Figure record extracts
::::::
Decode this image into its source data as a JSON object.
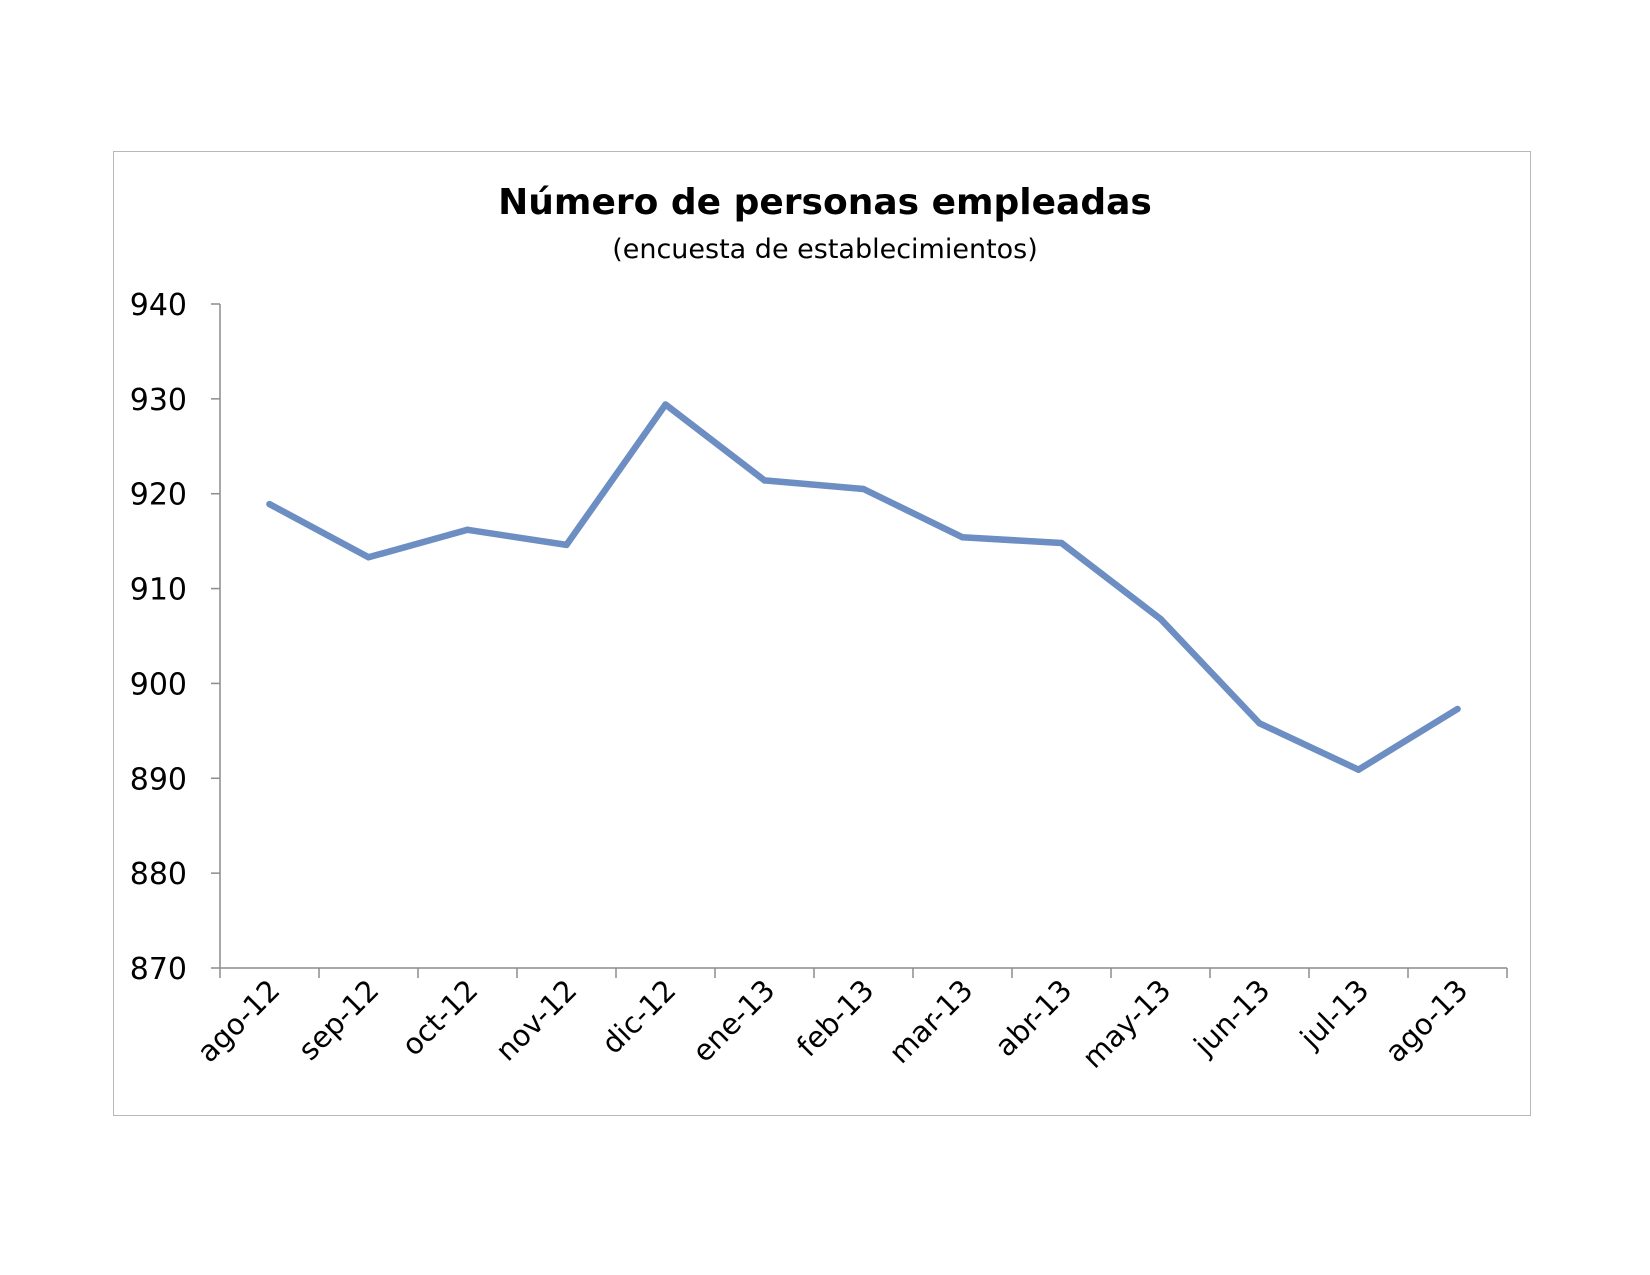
{
  "chart_data": {
    "type": "line",
    "title": "Número de personas empleadas",
    "subtitle": "(encuesta de establecimientos)",
    "xlabel": "",
    "ylabel": "",
    "categories": [
      "ago-12",
      "sep-12",
      "oct-12",
      "nov-12",
      "dic-12",
      "ene-13",
      "feb-13",
      "mar-13",
      "abr-13",
      "may-13",
      "jun-13",
      "jul-13",
      "ago-13"
    ],
    "series": [
      {
        "values": [
          918.9,
          913.3,
          916.2,
          914.6,
          929.4,
          921.4,
          920.5,
          915.4,
          914.8,
          906.8,
          895.8,
          890.9,
          897.3
        ]
      }
    ],
    "ylim": [
      870,
      940
    ],
    "yticks": [
      "870",
      "880",
      "890",
      "900",
      "910",
      "920",
      "930",
      "940"
    ],
    "grid": false,
    "legend": "none",
    "line_color": "#6d8ec2"
  }
}
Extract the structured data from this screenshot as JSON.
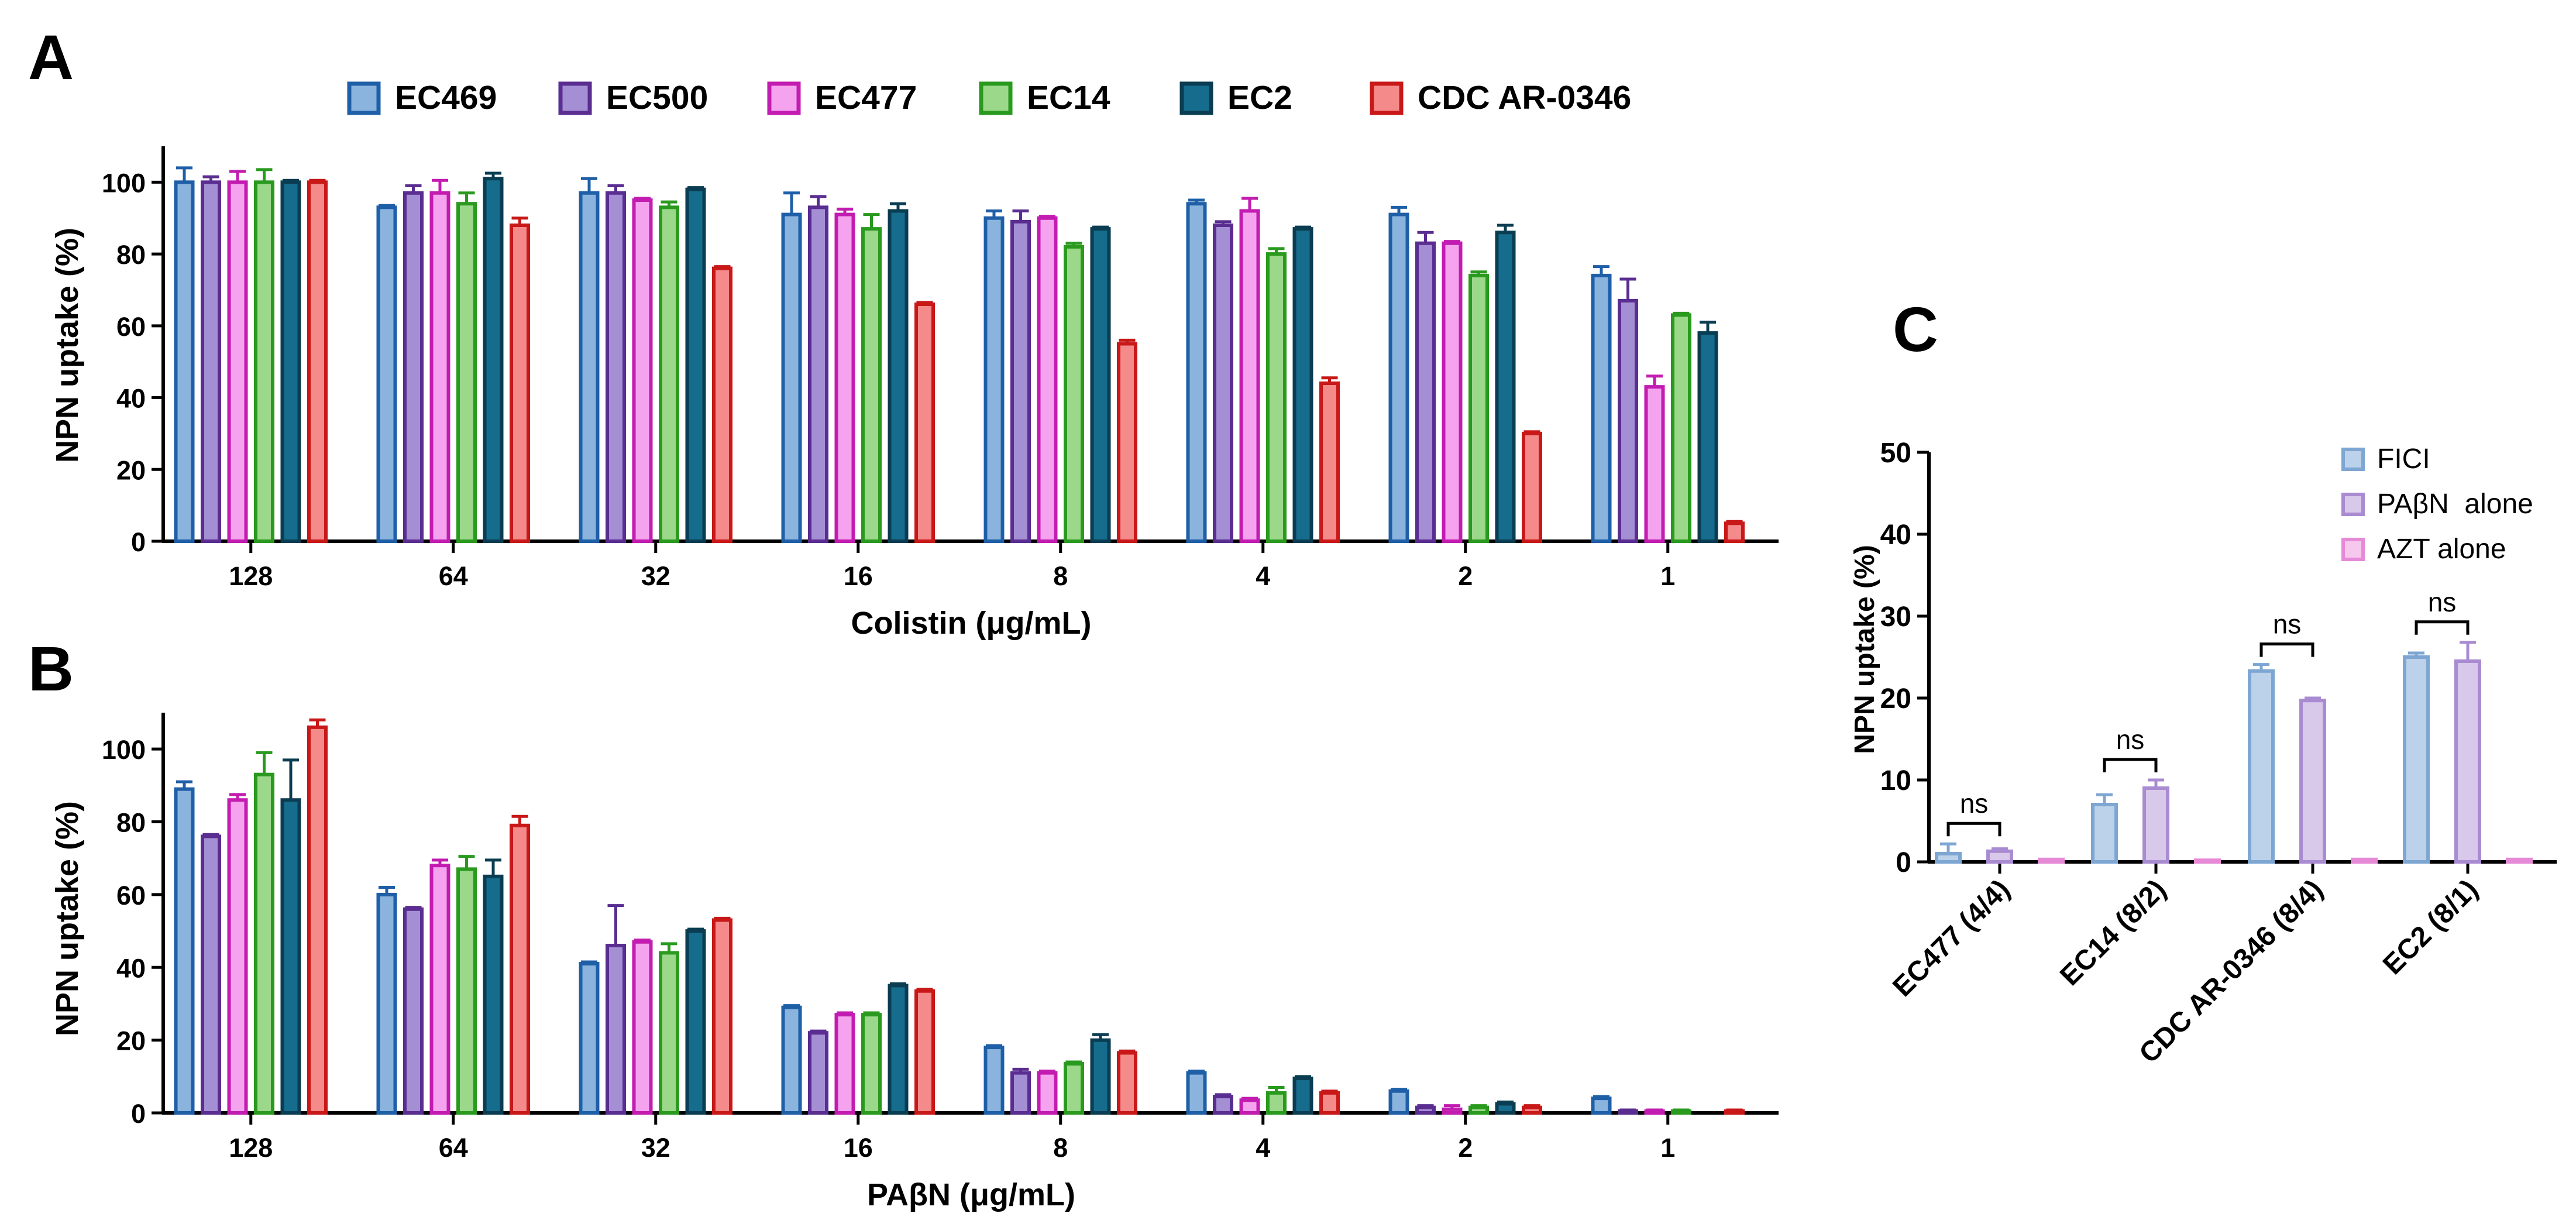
{
  "panel_labels": {
    "a": "A",
    "b": "B",
    "c": "C"
  },
  "legend_ab": [
    {
      "name": "EC469",
      "fill": "#8ab4dd",
      "stroke": "#1f5fa8"
    },
    {
      "name": "EC500",
      "fill": "#a48ed4",
      "stroke": "#5a2d91"
    },
    {
      "name": "EC477",
      "fill": "#f5a3ef",
      "stroke": "#c21cb0"
    },
    {
      "name": "EC14",
      "fill": "#9bd88a",
      "stroke": "#2a9a1f"
    },
    {
      "name": "EC2",
      "fill": "#166c8c",
      "stroke": "#0b3d52"
    },
    {
      "name": "CDC AR-0346",
      "fill": "#f58a8a",
      "stroke": "#c81818"
    }
  ],
  "chart_data": [
    {
      "id": "A",
      "type": "bar",
      "xlabel": "Colistin (μg/mL)",
      "ylabel": "NPN uptake (%)",
      "ylim": [
        0,
        110
      ],
      "yticks": [
        0,
        20,
        40,
        60,
        80,
        100
      ],
      "categories": [
        "128",
        "64",
        "32",
        "16",
        "8",
        "4",
        "2",
        "1"
      ],
      "series": [
        {
          "name": "EC469",
          "values": [
            100,
            93,
            97,
            91,
            90,
            94,
            91,
            74
          ],
          "errors": [
            4,
            0.5,
            4,
            6,
            2,
            1,
            2,
            2.5
          ]
        },
        {
          "name": "EC500",
          "values": [
            100,
            97,
            97,
            93,
            89,
            88,
            83,
            67
          ],
          "errors": [
            1.5,
            2,
            2,
            3,
            3,
            1,
            3,
            6
          ]
        },
        {
          "name": "EC477",
          "values": [
            100,
            97,
            95,
            91,
            90,
            92,
            83,
            43
          ],
          "errors": [
            3,
            3.5,
            0.5,
            1.5,
            0.5,
            3.5,
            0.5,
            3
          ]
        },
        {
          "name": "EC14",
          "values": [
            100,
            94,
            93,
            87,
            82,
            80,
            74,
            63
          ],
          "errors": [
            3.5,
            3,
            1.5,
            4,
            1,
            1.5,
            1,
            0.5
          ]
        },
        {
          "name": "EC2",
          "values": [
            100,
            101,
            98,
            92,
            87,
            87,
            86,
            58
          ],
          "errors": [
            0.5,
            1.5,
            0.5,
            2,
            0.5,
            0.5,
            2,
            3
          ]
        },
        {
          "name": "CDC AR-0346",
          "values": [
            100,
            88,
            76,
            66,
            55,
            44,
            30,
            5
          ],
          "errors": [
            0.5,
            2,
            0.5,
            0.5,
            1,
            1.5,
            0.5,
            0.5
          ]
        }
      ]
    },
    {
      "id": "B",
      "type": "bar",
      "xlabel": "PAβN (μg/mL)",
      "ylabel": "NPN uptake (%)",
      "ylim": [
        0,
        110
      ],
      "yticks": [
        0,
        20,
        40,
        60,
        80,
        100
      ],
      "categories": [
        "128",
        "64",
        "32",
        "16",
        "8",
        "4",
        "2",
        "1"
      ],
      "series": [
        {
          "name": "EC469",
          "values": [
            89,
            60,
            41,
            29,
            18,
            11,
            6,
            4
          ],
          "errors": [
            2,
            2,
            0.5,
            0.5,
            0.5,
            0.5,
            0.5,
            0.5
          ]
        },
        {
          "name": "EC500",
          "values": [
            76,
            56,
            46,
            22,
            11,
            4.5,
            1.5,
            0.5
          ],
          "errors": [
            0.5,
            0.5,
            11,
            0.5,
            1,
            0.5,
            0.5,
            0.3
          ]
        },
        {
          "name": "EC477",
          "values": [
            86,
            68,
            47,
            27,
            11,
            3.5,
            1,
            0.5
          ],
          "errors": [
            1.5,
            1.5,
            0.5,
            0.5,
            0.5,
            0.5,
            1,
            0.3
          ]
        },
        {
          "name": "EC14",
          "values": [
            93,
            67,
            44,
            27,
            13.5,
            5.5,
            1.5,
            0.5
          ],
          "errors": [
            6,
            3.5,
            2.5,
            0.5,
            0.5,
            1.5,
            0.5,
            0.3
          ]
        },
        {
          "name": "EC2",
          "values": [
            86,
            65,
            50,
            35,
            20,
            9.5,
            2.5,
            0
          ],
          "errors": [
            11,
            4.5,
            0.5,
            0.5,
            1.5,
            0.5,
            0.5,
            0
          ]
        },
        {
          "name": "CDC AR-0346",
          "values": [
            106,
            79,
            53,
            33.5,
            16.5,
            5.5,
            1.5,
            0.5
          ],
          "errors": [
            2,
            2.5,
            0.5,
            0.5,
            0.5,
            0.5,
            0.5,
            0.3
          ]
        }
      ]
    },
    {
      "id": "C",
      "type": "bar",
      "xlabel": "",
      "ylabel": "NPN uptake (%)",
      "ylim": [
        0,
        50
      ],
      "yticks": [
        0,
        10,
        20,
        30,
        40,
        50
      ],
      "categories": [
        "EC477 (4/4)",
        "EC14 (8/2)",
        "CDC AR-0346 (8/4)",
        "EC2 (8/1)"
      ],
      "legend": [
        {
          "name": "FICI",
          "fill": "#bcd2ea",
          "stroke": "#7ea6d2"
        },
        {
          "name": "PAβN  alone",
          "fill": "#d8c8ea",
          "stroke": "#a98bd2"
        },
        {
          "name": "AZT alone",
          "fill": "#f6c8ee",
          "stroke": "#e68ad8"
        }
      ],
      "series": [
        {
          "name": "FICI",
          "values": [
            1,
            7,
            23.3,
            25
          ],
          "errors": [
            1.2,
            1.2,
            0.8,
            0.5
          ]
        },
        {
          "name": "PAβN  alone",
          "values": [
            1.3,
            9,
            19.7,
            24.5
          ],
          "errors": [
            0.3,
            1,
            0.3,
            2.3
          ]
        },
        {
          "name": "AZT alone",
          "values": [
            0.3,
            0.2,
            0.3,
            0.3
          ],
          "errors": [
            0,
            0,
            0,
            0
          ]
        }
      ],
      "annotations": [
        "ns",
        "ns",
        "ns",
        "ns"
      ]
    }
  ]
}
::::::
● **Set task**
Search the data above for the string "JSON" and return every line that has it.

● **The completed task**
Decode this image into its source data as a JSON object.
Extract the structured data from this screenshot as JSON.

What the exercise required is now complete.